>> Start Extracted information
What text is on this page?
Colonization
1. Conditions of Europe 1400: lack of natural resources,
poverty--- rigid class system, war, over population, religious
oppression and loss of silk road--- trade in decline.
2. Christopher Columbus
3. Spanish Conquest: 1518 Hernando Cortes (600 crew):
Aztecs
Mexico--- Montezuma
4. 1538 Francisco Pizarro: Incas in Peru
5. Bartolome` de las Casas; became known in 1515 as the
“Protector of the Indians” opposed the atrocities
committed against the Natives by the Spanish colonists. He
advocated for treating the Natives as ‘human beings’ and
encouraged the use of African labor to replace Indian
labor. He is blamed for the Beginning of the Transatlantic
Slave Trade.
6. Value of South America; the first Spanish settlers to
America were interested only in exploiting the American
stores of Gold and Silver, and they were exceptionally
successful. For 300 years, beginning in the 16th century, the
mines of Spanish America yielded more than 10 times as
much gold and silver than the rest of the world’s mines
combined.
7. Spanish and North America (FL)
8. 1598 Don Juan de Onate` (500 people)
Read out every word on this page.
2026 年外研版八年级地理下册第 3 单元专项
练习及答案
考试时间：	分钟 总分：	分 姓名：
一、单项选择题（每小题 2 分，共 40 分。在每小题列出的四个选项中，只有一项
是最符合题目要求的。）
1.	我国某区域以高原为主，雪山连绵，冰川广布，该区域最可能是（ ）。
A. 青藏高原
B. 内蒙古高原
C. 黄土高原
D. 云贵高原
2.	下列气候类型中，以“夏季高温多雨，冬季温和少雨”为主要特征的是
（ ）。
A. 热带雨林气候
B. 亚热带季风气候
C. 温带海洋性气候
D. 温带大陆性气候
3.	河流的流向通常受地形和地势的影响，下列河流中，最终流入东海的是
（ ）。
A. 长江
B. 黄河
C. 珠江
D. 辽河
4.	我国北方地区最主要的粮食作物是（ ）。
>> End Extracted information
> _Problem requirements_:
Repeat each entry word for word.

> _The completed task_:
What text is on this page?
Colonization
1. Conditions of Europe 1400: lack of natural resources,
poverty--- rigid class system, war, over population, religious
oppression and loss of silk road--- trade in decline.
2. Christopher Columbus
3. Spanish Conquest: 1518 Hernando Cortes (600 crew):
Aztecs
Mexico--- Montezuma
4. 1538 Francisco Pizarro: Incas in Peru
5. Bartolome` de las Casas; became known in 1515 as the
“Protector of the Indians” opposed the atrocities
committed against the Natives by the Spanish colonists. He
advocated for treating the Natives as ‘human beings’ and
encouraged the use of African labor to replace Indian
labor. He is blamed for the Beginning of the Transatlantic
Slave Trade.
6. Value of South America; the first Spanish settlers to
America were interested only in exploiting the American
stores of Gold and Silver, and they were exceptionally
successful. For 300 years, beginning in the 16th century, the
mines of Spanish America yielded more than 10 times as
much gold and silver than the rest of the world’s mines
combined.
7. Spanish and North America (FL)
8. 1598 Don Juan de Onate` (500 people)
Read out every word on this page.
2026 年外研版八年级地理下册第 3 单元专项
练习及答案
考试时间：	分钟 总分：	分 姓名：
一、单项选择题（每小题 2 分，共 40 分。在每小题列出的四个选项中，只有一项
是最符合题目要求的。）
1.	我国某区域以高原为主，雪山连绵，冰川广布，该区域最可能是（ ）。
A. 青藏高原
B. 内蒙古高原
C. 黄土高原
D. 云贵高原
2.	下列气候类型中，以“夏季高温多雨，冬季温和少雨”为主要特征的是
（ ）。
A. 热带雨林气候
B. 亚热带季风气候
C. 温带海洋性气候
D. 温带大陆性气候
3.	河流的流向通常受地形和地势的影响，下列河流中，最终流入东海的是
（ ）。
A. 长江
B. 黄河
C. 珠江
D. 辽河
4.	我国北方地区最主要的粮食作物是（ ）。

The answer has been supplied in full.